(Entries from a dataset)
— start —

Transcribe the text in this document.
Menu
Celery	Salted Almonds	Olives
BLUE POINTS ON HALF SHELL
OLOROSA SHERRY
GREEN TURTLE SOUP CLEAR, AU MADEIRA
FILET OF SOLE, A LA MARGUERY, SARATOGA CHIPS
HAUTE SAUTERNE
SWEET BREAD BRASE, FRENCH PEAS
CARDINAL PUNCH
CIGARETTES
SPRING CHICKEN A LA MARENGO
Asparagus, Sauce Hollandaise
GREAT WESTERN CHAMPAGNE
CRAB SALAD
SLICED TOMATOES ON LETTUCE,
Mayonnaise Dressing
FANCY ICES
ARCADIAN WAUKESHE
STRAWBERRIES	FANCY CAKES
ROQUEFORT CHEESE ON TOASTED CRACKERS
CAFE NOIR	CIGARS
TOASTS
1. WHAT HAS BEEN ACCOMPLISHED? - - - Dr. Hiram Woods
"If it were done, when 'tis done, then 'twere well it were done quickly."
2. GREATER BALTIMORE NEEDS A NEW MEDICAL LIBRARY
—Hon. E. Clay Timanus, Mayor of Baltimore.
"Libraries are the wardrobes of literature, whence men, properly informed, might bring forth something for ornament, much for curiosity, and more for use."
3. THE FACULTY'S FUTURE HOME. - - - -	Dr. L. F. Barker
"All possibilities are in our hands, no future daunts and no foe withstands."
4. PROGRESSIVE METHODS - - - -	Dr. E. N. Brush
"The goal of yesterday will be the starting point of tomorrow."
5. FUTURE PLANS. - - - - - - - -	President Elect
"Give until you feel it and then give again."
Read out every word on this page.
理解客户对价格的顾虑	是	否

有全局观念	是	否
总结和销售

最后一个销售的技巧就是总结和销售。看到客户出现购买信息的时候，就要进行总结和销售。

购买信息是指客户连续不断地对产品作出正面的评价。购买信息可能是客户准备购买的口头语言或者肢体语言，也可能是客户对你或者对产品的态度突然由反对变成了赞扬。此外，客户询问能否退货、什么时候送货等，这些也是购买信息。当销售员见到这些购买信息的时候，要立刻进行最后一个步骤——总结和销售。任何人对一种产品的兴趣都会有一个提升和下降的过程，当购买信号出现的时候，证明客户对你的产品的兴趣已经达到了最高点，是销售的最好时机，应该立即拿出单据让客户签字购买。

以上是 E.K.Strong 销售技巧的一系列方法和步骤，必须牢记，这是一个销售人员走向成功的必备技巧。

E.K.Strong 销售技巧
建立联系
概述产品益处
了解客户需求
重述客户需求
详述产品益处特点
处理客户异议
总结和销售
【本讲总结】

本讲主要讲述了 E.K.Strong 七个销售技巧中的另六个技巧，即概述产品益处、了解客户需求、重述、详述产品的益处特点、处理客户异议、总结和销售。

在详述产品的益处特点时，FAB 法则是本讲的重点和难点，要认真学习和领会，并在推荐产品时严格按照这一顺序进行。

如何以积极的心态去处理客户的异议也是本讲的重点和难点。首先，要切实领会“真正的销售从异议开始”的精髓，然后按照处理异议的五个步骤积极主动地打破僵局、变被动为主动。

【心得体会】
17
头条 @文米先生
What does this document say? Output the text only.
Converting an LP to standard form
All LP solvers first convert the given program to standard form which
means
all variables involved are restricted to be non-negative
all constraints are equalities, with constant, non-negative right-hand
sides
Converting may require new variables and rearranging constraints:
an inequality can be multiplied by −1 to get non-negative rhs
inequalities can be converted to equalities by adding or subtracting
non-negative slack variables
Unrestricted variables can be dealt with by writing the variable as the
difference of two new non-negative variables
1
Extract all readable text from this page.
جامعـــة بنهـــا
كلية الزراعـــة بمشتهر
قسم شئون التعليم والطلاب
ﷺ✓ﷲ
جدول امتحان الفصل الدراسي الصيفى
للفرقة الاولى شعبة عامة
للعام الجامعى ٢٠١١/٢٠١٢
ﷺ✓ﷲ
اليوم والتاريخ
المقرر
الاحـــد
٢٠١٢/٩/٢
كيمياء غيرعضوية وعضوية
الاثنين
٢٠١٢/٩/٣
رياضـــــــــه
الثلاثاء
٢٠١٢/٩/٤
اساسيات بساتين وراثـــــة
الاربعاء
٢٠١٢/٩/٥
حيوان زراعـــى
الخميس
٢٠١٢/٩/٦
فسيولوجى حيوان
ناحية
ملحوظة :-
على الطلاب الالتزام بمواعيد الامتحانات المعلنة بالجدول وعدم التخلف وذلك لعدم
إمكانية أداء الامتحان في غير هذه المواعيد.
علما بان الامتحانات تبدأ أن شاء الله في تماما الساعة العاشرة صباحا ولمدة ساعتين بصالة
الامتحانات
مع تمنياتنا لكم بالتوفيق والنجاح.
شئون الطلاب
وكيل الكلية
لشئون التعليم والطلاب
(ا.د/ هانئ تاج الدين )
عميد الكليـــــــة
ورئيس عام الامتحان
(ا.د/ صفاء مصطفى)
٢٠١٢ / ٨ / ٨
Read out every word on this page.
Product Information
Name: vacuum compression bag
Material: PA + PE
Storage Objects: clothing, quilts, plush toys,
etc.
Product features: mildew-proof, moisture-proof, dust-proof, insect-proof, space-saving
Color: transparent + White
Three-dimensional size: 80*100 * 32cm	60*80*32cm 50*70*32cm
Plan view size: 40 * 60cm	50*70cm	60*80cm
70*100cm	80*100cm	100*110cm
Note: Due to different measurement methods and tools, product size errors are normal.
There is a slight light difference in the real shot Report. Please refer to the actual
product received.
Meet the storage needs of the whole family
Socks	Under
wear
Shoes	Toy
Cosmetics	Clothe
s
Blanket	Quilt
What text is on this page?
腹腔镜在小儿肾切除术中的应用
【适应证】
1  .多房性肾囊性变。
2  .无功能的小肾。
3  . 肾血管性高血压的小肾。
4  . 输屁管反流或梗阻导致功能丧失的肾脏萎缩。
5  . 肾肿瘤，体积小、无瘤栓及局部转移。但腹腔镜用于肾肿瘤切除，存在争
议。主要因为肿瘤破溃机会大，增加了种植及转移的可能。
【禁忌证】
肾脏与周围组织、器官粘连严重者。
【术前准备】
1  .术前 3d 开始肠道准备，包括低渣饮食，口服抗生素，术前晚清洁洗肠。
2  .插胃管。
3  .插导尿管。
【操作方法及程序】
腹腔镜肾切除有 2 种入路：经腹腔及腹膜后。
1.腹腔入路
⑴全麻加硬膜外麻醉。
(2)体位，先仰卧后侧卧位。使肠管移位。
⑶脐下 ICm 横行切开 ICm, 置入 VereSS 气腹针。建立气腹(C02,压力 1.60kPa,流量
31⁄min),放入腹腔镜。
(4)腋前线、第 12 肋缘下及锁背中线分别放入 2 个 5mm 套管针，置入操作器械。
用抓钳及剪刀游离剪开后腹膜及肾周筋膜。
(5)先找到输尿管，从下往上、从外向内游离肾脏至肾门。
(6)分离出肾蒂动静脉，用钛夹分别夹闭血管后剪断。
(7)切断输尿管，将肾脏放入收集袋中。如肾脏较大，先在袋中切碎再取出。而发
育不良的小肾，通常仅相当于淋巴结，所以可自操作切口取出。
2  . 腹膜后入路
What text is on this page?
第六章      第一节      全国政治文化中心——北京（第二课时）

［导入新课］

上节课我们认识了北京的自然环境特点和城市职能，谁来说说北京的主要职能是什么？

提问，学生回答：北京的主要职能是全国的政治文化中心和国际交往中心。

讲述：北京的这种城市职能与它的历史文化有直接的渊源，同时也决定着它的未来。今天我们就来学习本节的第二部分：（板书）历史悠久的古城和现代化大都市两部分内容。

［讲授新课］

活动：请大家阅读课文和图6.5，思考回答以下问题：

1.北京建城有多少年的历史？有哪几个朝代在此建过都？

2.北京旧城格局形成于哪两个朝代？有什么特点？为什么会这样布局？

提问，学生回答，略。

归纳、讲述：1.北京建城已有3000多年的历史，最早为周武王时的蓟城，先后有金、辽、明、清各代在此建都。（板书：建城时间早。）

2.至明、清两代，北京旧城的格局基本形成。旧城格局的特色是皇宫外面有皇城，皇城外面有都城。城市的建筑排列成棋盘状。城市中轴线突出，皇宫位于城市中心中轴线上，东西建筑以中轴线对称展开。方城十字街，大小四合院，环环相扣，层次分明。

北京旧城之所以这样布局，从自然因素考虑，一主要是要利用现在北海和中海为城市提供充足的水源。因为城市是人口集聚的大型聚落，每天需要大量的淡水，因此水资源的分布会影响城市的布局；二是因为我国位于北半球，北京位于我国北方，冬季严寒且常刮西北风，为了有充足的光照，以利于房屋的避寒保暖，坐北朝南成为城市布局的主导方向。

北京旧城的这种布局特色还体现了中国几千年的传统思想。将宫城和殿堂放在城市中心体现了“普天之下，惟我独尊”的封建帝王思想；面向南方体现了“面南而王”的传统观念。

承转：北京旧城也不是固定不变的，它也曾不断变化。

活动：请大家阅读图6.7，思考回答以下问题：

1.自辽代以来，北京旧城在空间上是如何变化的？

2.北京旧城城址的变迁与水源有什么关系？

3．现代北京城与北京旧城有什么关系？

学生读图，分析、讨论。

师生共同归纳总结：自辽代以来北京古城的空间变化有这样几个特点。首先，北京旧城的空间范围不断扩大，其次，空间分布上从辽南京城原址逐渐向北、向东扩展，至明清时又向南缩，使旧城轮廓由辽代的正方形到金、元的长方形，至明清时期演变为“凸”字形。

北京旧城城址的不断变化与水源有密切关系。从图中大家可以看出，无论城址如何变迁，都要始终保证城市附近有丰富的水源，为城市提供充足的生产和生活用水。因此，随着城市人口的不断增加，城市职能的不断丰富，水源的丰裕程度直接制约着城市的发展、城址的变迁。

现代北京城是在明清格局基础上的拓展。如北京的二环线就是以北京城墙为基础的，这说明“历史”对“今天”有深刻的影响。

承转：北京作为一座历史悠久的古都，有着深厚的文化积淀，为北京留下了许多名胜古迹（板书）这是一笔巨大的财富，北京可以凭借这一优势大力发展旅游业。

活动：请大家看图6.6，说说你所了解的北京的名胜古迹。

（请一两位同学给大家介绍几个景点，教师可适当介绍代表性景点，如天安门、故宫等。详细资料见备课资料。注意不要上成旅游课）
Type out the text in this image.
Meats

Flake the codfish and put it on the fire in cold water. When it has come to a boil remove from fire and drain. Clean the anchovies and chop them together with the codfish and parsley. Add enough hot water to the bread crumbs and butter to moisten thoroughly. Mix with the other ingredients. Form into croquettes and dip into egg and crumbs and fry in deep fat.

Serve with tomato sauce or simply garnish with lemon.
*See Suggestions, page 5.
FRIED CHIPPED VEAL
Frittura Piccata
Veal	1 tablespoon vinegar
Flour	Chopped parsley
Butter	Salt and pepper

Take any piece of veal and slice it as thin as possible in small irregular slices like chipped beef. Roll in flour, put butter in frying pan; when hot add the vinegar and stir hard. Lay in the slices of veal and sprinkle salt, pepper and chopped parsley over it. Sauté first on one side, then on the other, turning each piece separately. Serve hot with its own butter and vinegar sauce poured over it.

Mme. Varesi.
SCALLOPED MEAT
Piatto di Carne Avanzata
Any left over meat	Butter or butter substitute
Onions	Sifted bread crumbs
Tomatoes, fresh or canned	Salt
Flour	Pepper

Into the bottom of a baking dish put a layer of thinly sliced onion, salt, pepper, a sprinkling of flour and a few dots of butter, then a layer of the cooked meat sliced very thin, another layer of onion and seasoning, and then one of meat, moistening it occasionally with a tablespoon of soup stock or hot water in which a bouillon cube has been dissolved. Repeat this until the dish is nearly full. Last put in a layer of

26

— end —

> **The problem**
Read through the entries and copy every line that includes "Strong".

> **Problem solution**
以上是 E.K.Strong 销售技巧的一系列方法和步骤，必须牢记，这是一个销售人员走向成功的必备技巧。
E.K.Strong 销售技巧
本讲主要讲述了 E.K.Strong 七个销售技巧中的另六个技巧，即概述产品益处、了解客户需求、重述、详述产品的益处特点、处理客户异议、总结和销售。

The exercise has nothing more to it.